Collected data

--- Begin ---

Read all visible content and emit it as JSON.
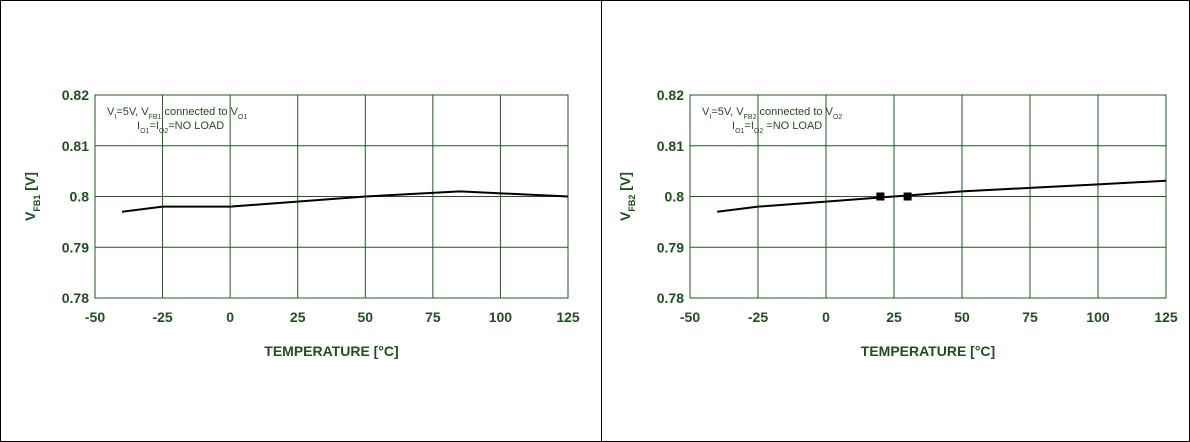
{
  "colors": {
    "text": "#1f4e1f",
    "grid": "#1f5a1f",
    "line": "#000000"
  },
  "chart_data": [
    {
      "type": "line",
      "title": "",
      "xlabel": "TEMPERATURE [°C]",
      "ylabel": {
        "main": "V",
        "sub": "FB1",
        "unit": " [V]"
      },
      "annotation": {
        "line1": [
          {
            "t": "V"
          },
          {
            "t": "I",
            "sub": true
          },
          {
            "t": "=5V, V"
          },
          {
            "t": "FB1",
            "sub": true
          },
          {
            "t": " connected to V"
          },
          {
            "t": "O1",
            "sub": true
          }
        ],
        "line2": [
          {
            "t": "I"
          },
          {
            "t": "O1",
            "sub": true
          },
          {
            "t": "=I"
          },
          {
            "t": "O2",
            "sub": true
          },
          {
            "t": "=NO LOAD"
          }
        ]
      },
      "xlim": [
        -50,
        125
      ],
      "ylim": [
        0.78,
        0.82
      ],
      "xticks": [
        -50,
        -25,
        0,
        25,
        50,
        75,
        100,
        125
      ],
      "xtick_labels": [
        "-50",
        "-25",
        "0",
        "25",
        "50",
        "75",
        "100",
        "125"
      ],
      "yticks": [
        0.78,
        0.79,
        0.8,
        0.81,
        0.82
      ],
      "ytick_labels": [
        "0.78",
        "0.79",
        "0.8",
        "0.81",
        "0.82"
      ],
      "grid": true,
      "series": [
        {
          "x": [
            -40,
            -25,
            0,
            50,
            85,
            125
          ],
          "y": [
            0.797,
            0.798,
            0.798,
            0.8,
            0.801,
            0.8
          ]
        }
      ],
      "markers": []
    },
    {
      "type": "line",
      "title": "",
      "xlabel": "TEMPERATURE [°C]",
      "ylabel": {
        "main": "V",
        "sub": "FB2",
        "unit": " [V]"
      },
      "annotation": {
        "line1": [
          {
            "t": "V"
          },
          {
            "t": "I",
            "sub": true
          },
          {
            "t": "=5V, V"
          },
          {
            "t": "FB2",
            "sub": true
          },
          {
            "t": " connected to V"
          },
          {
            "t": "O2",
            "sub": true
          }
        ],
        "line2": [
          {
            "t": "I"
          },
          {
            "t": "O1",
            "sub": true
          },
          {
            "t": "=I"
          },
          {
            "t": "O2",
            "sub": true
          },
          {
            "t": " =NO LOAD"
          }
        ]
      },
      "xlim": [
        -50,
        125
      ],
      "ylim": [
        0.78,
        0.82
      ],
      "xticks": [
        -50,
        -25,
        0,
        25,
        50,
        75,
        100,
        125
      ],
      "xtick_labels": [
        "-50",
        "-25",
        "0",
        "25",
        "50",
        "75",
        "100",
        "125"
      ],
      "yticks": [
        0.78,
        0.79,
        0.8,
        0.81,
        0.82
      ],
      "ytick_labels": [
        "0.78",
        "0.79",
        "0.8",
        "0.81",
        "0.82"
      ],
      "grid": true,
      "series": [
        {
          "x": [
            -40,
            -25,
            0,
            25,
            50,
            75,
            100,
            125
          ],
          "y": [
            0.797,
            0.798,
            0.799,
            0.8,
            0.801,
            0.8017,
            0.8024,
            0.8031
          ]
        }
      ],
      "markers": [
        {
          "x": 20,
          "y": 0.8
        },
        {
          "x": 30,
          "y": 0.8
        }
      ]
    }
  ]
}
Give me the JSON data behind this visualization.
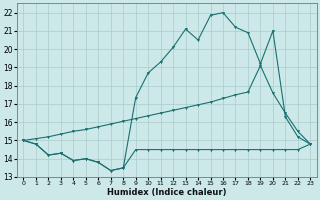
{
  "xlabel": "Humidex (Indice chaleur)",
  "bg_color": "#cce8e8",
  "grid_color": "#aacccc",
  "line_color": "#1a7070",
  "xlim": [
    -0.5,
    23.5
  ],
  "ylim": [
    13,
    22.5
  ],
  "xticks": [
    0,
    1,
    2,
    3,
    4,
    5,
    6,
    7,
    8,
    9,
    10,
    11,
    12,
    13,
    14,
    15,
    16,
    17,
    18,
    19,
    20,
    21,
    22,
    23
  ],
  "yticks": [
    13,
    14,
    15,
    16,
    17,
    18,
    19,
    20,
    21,
    22
  ],
  "line1_x": [
    0,
    1,
    2,
    3,
    4,
    5,
    6,
    7,
    8,
    9,
    10,
    11,
    12,
    13,
    14,
    15,
    16,
    17,
    18,
    19,
    20,
    21,
    22,
    23
  ],
  "line1_y": [
    15.0,
    14.8,
    14.2,
    14.3,
    13.9,
    14.0,
    13.8,
    13.35,
    13.5,
    14.5,
    14.5,
    14.5,
    14.5,
    14.5,
    14.5,
    14.5,
    14.5,
    14.5,
    14.5,
    14.5,
    14.5,
    14.5,
    14.5,
    14.8
  ],
  "line2_x": [
    0,
    1,
    2,
    3,
    4,
    5,
    6,
    7,
    8,
    9,
    10,
    11,
    12,
    13,
    14,
    15,
    16,
    17,
    18,
    19,
    20,
    21,
    22,
    23
  ],
  "line2_y": [
    15.0,
    15.1,
    15.2,
    15.35,
    15.5,
    15.6,
    15.75,
    15.9,
    16.05,
    16.2,
    16.35,
    16.5,
    16.65,
    16.8,
    16.95,
    17.1,
    17.3,
    17.5,
    17.65,
    19.1,
    17.6,
    16.5,
    15.5,
    14.8
  ],
  "line3_x": [
    0,
    1,
    2,
    3,
    4,
    5,
    6,
    7,
    8,
    9,
    10,
    11,
    12,
    13,
    14,
    15,
    16,
    17,
    18,
    19,
    20,
    21,
    22,
    23
  ],
  "line3_y": [
    15.0,
    14.8,
    14.2,
    14.3,
    13.9,
    14.0,
    13.8,
    13.35,
    13.5,
    17.35,
    18.7,
    19.3,
    20.1,
    21.1,
    20.5,
    21.85,
    22.0,
    21.2,
    20.9,
    19.2,
    21.0,
    16.3,
    15.2,
    14.8
  ]
}
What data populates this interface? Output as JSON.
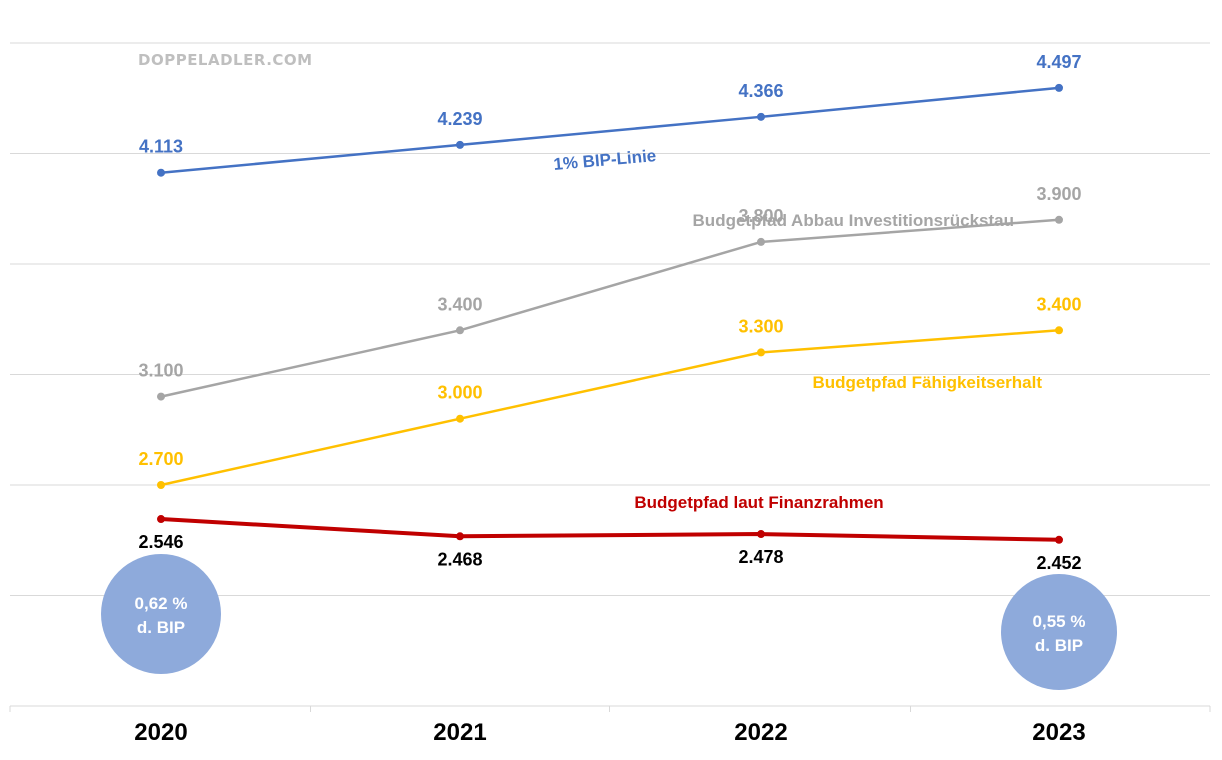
{
  "watermark": "DOPPELADLER.COM",
  "chart_data": {
    "type": "line",
    "title": "",
    "xlabel": "",
    "ylabel": "",
    "categories": [
      "2020",
      "2021",
      "2022",
      "2023"
    ],
    "ylim": [
      1700,
      4700
    ],
    "grid": true,
    "series": [
      {
        "name": "1% BIP-Linie",
        "color": "#4472c4",
        "values": [
          4113,
          4239,
          4366,
          4497
        ],
        "labels": [
          "4.113",
          "4.239",
          "4.366",
          "4.497"
        ],
        "label_position": "above"
      },
      {
        "name": "Budgetpfad Abbau Investitionsrückstau",
        "color": "#a5a5a5",
        "values": [
          3100,
          3400,
          3800,
          3900
        ],
        "labels": [
          "3.100",
          "3.400",
          "3.800",
          "3.900"
        ],
        "label_position": "above"
      },
      {
        "name": "Budgetpfad Fähigkeitserhalt",
        "color": "#ffc000",
        "values": [
          2700,
          3000,
          3300,
          3400
        ],
        "labels": [
          "2.700",
          "3.000",
          "3.300",
          "3.400"
        ],
        "label_position": "above"
      },
      {
        "name": "Budgetpfad laut Finanzrahmen",
        "color": "#c00000",
        "values": [
          2546,
          2468,
          2478,
          2452
        ],
        "labels": [
          "2.546",
          "2.468",
          "2.478",
          "2.452"
        ],
        "label_position": "below",
        "label_color": "#000000"
      }
    ],
    "annotations": [
      {
        "category": "2020",
        "lines": [
          "0,62 %",
          "d. BIP"
        ],
        "color": "#8eaadb"
      },
      {
        "category": "2023",
        "lines": [
          "0,55 %",
          "d. BIP"
        ],
        "color": "#8eaadb"
      }
    ]
  }
}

--- End ---

*Work to complete*: Reproduce every entry word for word, but omit the pictures.

*Task output*:
Read all visible content and emit it as JSON.
{
  "colors": {
    "text": "#1f4e1f",
    "grid": "#1f5a1f",
    "line": "#000000"
  },
  "chart_data": [
    {
      "type": "line",
      "title": "",
      "xlabel": "TEMPERATURE [°C]",
      "ylabel": {
        "main": "V",
        "sub": "FB1",
        "unit": " [V]"
      },
      "annotation": {
        "line1": [
          {
            "t": "V"
          },
          {
            "t": "I",
            "sub": true
          },
          {
            "t": "=5V, V"
          },
          {
            "t": "FB1",
            "sub": true
          },
          {
            "t": " connected to V"
          },
          {
            "t": "O1",
            "sub": true
          }
        ],
        "line2": [
          {
            "t": "I"
          },
          {
            "t": "O1",
            "sub": true
          },
          {
            "t": "=I"
          },
          {
            "t": "O2",
            "sub": true
          },
          {
            "t": "=NO LOAD"
          }
        ]
      },
      "xlim": [
        -50,
        125
      ],
      "ylim": [
        0.78,
        0.82
      ],
      "xticks": [
        -50,
        -25,
        0,
        25,
        50,
        75,
        100,
        125
      ],
      "xtick_labels": [
        "-50",
        "-25",
        "0",
        "25",
        "50",
        "75",
        "100",
        "125"
      ],
      "yticks": [
        0.78,
        0.79,
        0.8,
        0.81,
        0.82
      ],
      "ytick_labels": [
        "0.78",
        "0.79",
        "0.8",
        "0.81",
        "0.82"
      ],
      "grid": true,
      "series": [
        {
          "x": [
            -40,
            -25,
            0,
            50,
            85,
            125
          ],
          "y": [
            0.797,
            0.798,
            0.798,
            0.8,
            0.801,
            0.8
          ]
        }
      ],
      "markers": []
    },
    {
      "type": "line",
      "title": "",
      "xlabel": "TEMPERATURE [°C]",
      "ylabel": {
        "main": "V",
        "sub": "FB2",
        "unit": " [V]"
      },
      "annotation": {
        "line1": [
          {
            "t": "V"
          },
          {
            "t": "I",
            "sub": true
          },
          {
            "t": "=5V, V"
          },
          {
            "t": "FB2",
            "sub": true
          },
          {
            "t": " connected to V"
          },
          {
            "t": "O2",
            "sub": true
          }
        ],
        "line2": [
          {
            "t": "I"
          },
          {
            "t": "O1",
            "sub": true
          },
          {
            "t": "=I"
          },
          {
            "t": "O2",
            "sub": true
          },
          {
            "t": " =NO LOAD"
          }
        ]
      },
      "xlim": [
        -50,
        125
      ],
      "ylim": [
        0.78,
        0.82
      ],
      "xticks": [
        -50,
        -25,
        0,
        25,
        50,
        75,
        100,
        125
      ],
      "xtick_labels": [
        "-50",
        "-25",
        "0",
        "25",
        "50",
        "75",
        "100",
        "125"
      ],
      "yticks": [
        0.78,
        0.79,
        0.8,
        0.81,
        0.82
      ],
      "ytick_labels": [
        "0.78",
        "0.79",
        "0.8",
        "0.81",
        "0.82"
      ],
      "grid": true,
      "series": [
        {
          "x": [
            -40,
            -25,
            0,
            25,
            50,
            75,
            100,
            125
          ],
          "y": [
            0.797,
            0.798,
            0.799,
            0.8,
            0.801,
            0.8017,
            0.8024,
            0.8031
          ]
        }
      ],
      "markers": [
        {
          "x": 20,
          "y": 0.8
        },
        {
          "x": 30,
          "y": 0.8
        }
      ]
    }
  ]
}
Give me the JSON data behind this visualization.
{
  "xlabel": "Humidex (Indice chaleur)",
  "bg_color": "#cce8e8",
  "grid_color": "#aacccc",
  "line_color": "#1a7070",
  "xlim": [
    -0.5,
    23.5
  ],
  "ylim": [
    13,
    22.5
  ],
  "xticks": [
    0,
    1,
    2,
    3,
    4,
    5,
    6,
    7,
    8,
    9,
    10,
    11,
    12,
    13,
    14,
    15,
    16,
    17,
    18,
    19,
    20,
    21,
    22,
    23
  ],
  "yticks": [
    13,
    14,
    15,
    16,
    17,
    18,
    19,
    20,
    21,
    22
  ],
  "line1_x": [
    0,
    1,
    2,
    3,
    4,
    5,
    6,
    7,
    8,
    9,
    10,
    11,
    12,
    13,
    14,
    15,
    16,
    17,
    18,
    19,
    20,
    21,
    22,
    23
  ],
  "line1_y": [
    15.0,
    14.8,
    14.2,
    14.3,
    13.9,
    14.0,
    13.8,
    13.35,
    13.5,
    14.5,
    14.5,
    14.5,
    14.5,
    14.5,
    14.5,
    14.5,
    14.5,
    14.5,
    14.5,
    14.5,
    14.5,
    14.5,
    14.5,
    14.8
  ],
  "line2_x": [
    0,
    1,
    2,
    3,
    4,
    5,
    6,
    7,
    8,
    9,
    10,
    11,
    12,
    13,
    14,
    15,
    16,
    17,
    18,
    19,
    20,
    21,
    22,
    23
  ],
  "line2_y": [
    15.0,
    15.1,
    15.2,
    15.35,
    15.5,
    15.6,
    15.75,
    15.9,
    16.05,
    16.2,
    16.35,
    16.5,
    16.65,
    16.8,
    16.95,
    17.1,
    17.3,
    17.5,
    17.65,
    19.1,
    17.6,
    16.5,
    15.5,
    14.8
  ],
  "line3_x": [
    0,
    1,
    2,
    3,
    4,
    5,
    6,
    7,
    8,
    9,
    10,
    11,
    12,
    13,
    14,
    15,
    16,
    17,
    18,
    19,
    20,
    21,
    22,
    23
  ],
  "line3_y": [
    15.0,
    14.8,
    14.2,
    14.3,
    13.9,
    14.0,
    13.8,
    13.35,
    13.5,
    17.35,
    18.7,
    19.3,
    20.1,
    21.1,
    20.5,
    21.85,
    22.0,
    21.2,
    20.9,
    19.2,
    21.0,
    16.3,
    15.2,
    14.8
  ]
}
What data populates this interface? Output as JSON.
{
  "watermark": "DOPPELADLER.COM",
  "chart_data": {
    "type": "line",
    "title": "",
    "xlabel": "",
    "ylabel": "",
    "categories": [
      "2020",
      "2021",
      "2022",
      "2023"
    ],
    "ylim": [
      1700,
      4700
    ],
    "grid": true,
    "series": [
      {
        "name": "1% BIP-Linie",
        "color": "#4472c4",
        "values": [
          4113,
          4239,
          4366,
          4497
        ],
        "labels": [
          "4.113",
          "4.239",
          "4.366",
          "4.497"
        ],
        "label_position": "above"
      },
      {
        "name": "Budgetpfad Abbau Investitionsrückstau",
        "color": "#a5a5a5",
        "values": [
          3100,
          3400,
          3800,
          3900
        ],
        "labels": [
          "3.100",
          "3.400",
          "3.800",
          "3.900"
        ],
        "label_position": "above"
      },
      {
        "name": "Budgetpfad Fähigkeitserhalt",
        "color": "#ffc000",
        "values": [
          2700,
          3000,
          3300,
          3400
        ],
        "labels": [
          "2.700",
          "3.000",
          "3.300",
          "3.400"
        ],
        "label_position": "above"
      },
      {
        "name": "Budgetpfad laut Finanzrahmen",
        "color": "#c00000",
        "values": [
          2546,
          2468,
          2478,
          2452
        ],
        "labels": [
          "2.546",
          "2.468",
          "2.478",
          "2.452"
        ],
        "label_position": "below",
        "label_color": "#000000"
      }
    ],
    "annotations": [
      {
        "category": "2020",
        "lines": [
          "0,62 %",
          "d. BIP"
        ],
        "color": "#8eaadb"
      },
      {
        "category": "2023",
        "lines": [
          "0,55 %",
          "d. BIP"
        ],
        "color": "#8eaadb"
      }
    ]
  }
}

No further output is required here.